* [WHAT YOU NEED TO DO]: Records follow. Copy every line with "JSON".

* [DATA EXCERPTS]:
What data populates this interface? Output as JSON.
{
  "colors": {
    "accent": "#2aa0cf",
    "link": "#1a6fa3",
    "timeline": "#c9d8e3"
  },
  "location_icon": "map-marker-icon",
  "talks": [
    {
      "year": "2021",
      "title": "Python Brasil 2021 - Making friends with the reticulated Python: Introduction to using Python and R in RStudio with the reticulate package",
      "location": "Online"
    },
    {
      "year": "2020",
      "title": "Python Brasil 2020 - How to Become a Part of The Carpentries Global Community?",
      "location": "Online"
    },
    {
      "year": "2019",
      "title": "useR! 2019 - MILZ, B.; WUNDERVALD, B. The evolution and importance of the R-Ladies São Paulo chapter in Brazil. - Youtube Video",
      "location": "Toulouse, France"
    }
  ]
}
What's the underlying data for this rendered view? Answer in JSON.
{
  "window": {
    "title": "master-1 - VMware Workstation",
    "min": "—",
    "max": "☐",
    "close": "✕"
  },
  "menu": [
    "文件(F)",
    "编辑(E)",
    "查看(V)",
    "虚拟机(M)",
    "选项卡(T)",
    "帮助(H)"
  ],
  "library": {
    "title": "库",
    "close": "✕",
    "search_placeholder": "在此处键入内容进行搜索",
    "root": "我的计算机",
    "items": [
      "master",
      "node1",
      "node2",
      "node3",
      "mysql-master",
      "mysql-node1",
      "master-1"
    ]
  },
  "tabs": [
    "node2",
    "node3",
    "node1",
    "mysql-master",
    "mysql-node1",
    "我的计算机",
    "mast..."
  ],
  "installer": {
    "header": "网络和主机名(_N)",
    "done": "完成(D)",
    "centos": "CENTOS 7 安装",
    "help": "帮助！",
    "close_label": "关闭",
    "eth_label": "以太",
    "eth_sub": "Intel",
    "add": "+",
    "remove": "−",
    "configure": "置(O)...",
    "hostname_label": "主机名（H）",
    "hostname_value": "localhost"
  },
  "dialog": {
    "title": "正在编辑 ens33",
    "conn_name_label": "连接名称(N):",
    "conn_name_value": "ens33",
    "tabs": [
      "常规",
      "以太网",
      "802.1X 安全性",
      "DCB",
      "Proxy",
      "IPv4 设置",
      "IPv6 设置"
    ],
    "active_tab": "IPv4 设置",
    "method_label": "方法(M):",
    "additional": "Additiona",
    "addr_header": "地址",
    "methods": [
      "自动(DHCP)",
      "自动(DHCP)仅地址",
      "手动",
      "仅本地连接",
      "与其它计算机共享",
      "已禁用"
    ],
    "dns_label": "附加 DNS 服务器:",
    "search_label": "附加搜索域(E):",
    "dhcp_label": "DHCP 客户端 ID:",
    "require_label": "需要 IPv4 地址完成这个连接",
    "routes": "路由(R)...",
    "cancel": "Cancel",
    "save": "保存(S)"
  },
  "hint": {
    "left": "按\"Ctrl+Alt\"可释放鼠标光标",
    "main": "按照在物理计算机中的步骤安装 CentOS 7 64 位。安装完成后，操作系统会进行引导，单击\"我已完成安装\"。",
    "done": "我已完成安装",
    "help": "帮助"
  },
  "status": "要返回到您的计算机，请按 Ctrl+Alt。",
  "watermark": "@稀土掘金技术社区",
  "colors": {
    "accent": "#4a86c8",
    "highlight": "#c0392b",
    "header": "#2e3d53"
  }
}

* [EXERCISE ANSWER]:
What data populates this interface? Output as JSON.
What's the underlying data for this rendered view? Answer in JSON.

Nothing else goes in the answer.